▸ Do this
Nothing in the data should change when you return it, but leave the pictures out.

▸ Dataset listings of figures
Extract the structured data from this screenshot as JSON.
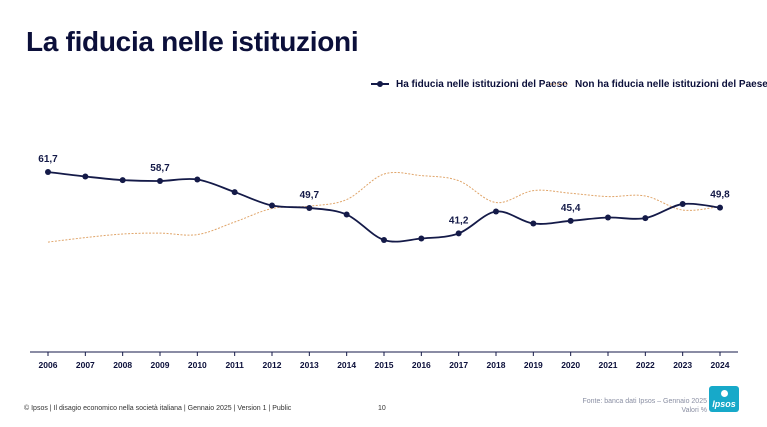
{
  "title": "La fiducia nelle istituzioni",
  "footer": {
    "left": "© Ipsos | Il disagio economico nella società italiana | Gennaio 2025 | Version 1 | Public",
    "page": "10",
    "source_line1": "Fonte: banca dati Ipsos – Gennaio 2025",
    "source_line2": "Valori %"
  },
  "logo_text": "Ipsos",
  "colors": {
    "series1": "#141a48",
    "series2": "#e0a56a"
  },
  "chart_data": {
    "type": "line",
    "x": [
      "2006",
      "2007",
      "2008",
      "2009",
      "2010",
      "2011",
      "2012",
      "2013",
      "2014",
      "2015",
      "2016",
      "2017",
      "2018",
      "2019",
      "2020",
      "2021",
      "2022",
      "2023",
      "2024"
    ],
    "series": [
      {
        "name": "Ha fiducia nelle istituzioni del Paese",
        "values": [
          61.7,
          60.2,
          59.0,
          58.7,
          59.2,
          55.0,
          50.5,
          49.7,
          47.5,
          39.0,
          39.5,
          41.2,
          48.5,
          44.5,
          45.4,
          46.5,
          46.3,
          51.0,
          49.8
        ],
        "labels": {
          "0": "61,7",
          "3": "58,7",
          "7": "49,7",
          "11": "41,2",
          "14": "45,4",
          "18": "49,8"
        }
      },
      {
        "name": "Non ha fiducia nelle istituzioni del Paese",
        "values": [
          38.3,
          39.8,
          41.0,
          41.3,
          40.8,
          45.0,
          49.5,
          50.3,
          52.5,
          61.0,
          60.5,
          58.8,
          51.5,
          55.5,
          54.6,
          53.5,
          53.7,
          49.0,
          50.2
        ]
      }
    ],
    "ylim": [
      0,
      80
    ],
    "grid": false,
    "legend": "top-right"
  }
}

▸ Response to this task
Extract the structured data from this screenshot as JSON.
{
  "title": "La fiducia nelle istituzioni",
  "footer": {
    "left": "© Ipsos | Il disagio economico nella società italiana | Gennaio 2025 | Version 1 | Public",
    "page": "10",
    "source_line1": "Fonte: banca dati Ipsos – Gennaio 2025",
    "source_line2": "Valori %"
  },
  "logo_text": "Ipsos",
  "colors": {
    "series1": "#141a48",
    "series2": "#e0a56a"
  },
  "chart_data": {
    "type": "line",
    "x": [
      "2006",
      "2007",
      "2008",
      "2009",
      "2010",
      "2011",
      "2012",
      "2013",
      "2014",
      "2015",
      "2016",
      "2017",
      "2018",
      "2019",
      "2020",
      "2021",
      "2022",
      "2023",
      "2024"
    ],
    "series": [
      {
        "name": "Ha fiducia nelle istituzioni del Paese",
        "values": [
          61.7,
          60.2,
          59.0,
          58.7,
          59.2,
          55.0,
          50.5,
          49.7,
          47.5,
          39.0,
          39.5,
          41.2,
          48.5,
          44.5,
          45.4,
          46.5,
          46.3,
          51.0,
          49.8
        ],
        "labels": {
          "0": "61,7",
          "3": "58,7",
          "7": "49,7",
          "11": "41,2",
          "14": "45,4",
          "18": "49,8"
        }
      },
      {
        "name": "Non ha fiducia nelle istituzioni del Paese",
        "values": [
          38.3,
          39.8,
          41.0,
          41.3,
          40.8,
          45.0,
          49.5,
          50.3,
          52.5,
          61.0,
          60.5,
          58.8,
          51.5,
          55.5,
          54.6,
          53.5,
          53.7,
          49.0,
          50.2
        ]
      }
    ],
    "ylim": [
      0,
      80
    ],
    "grid": false,
    "legend": "top-right"
  }
}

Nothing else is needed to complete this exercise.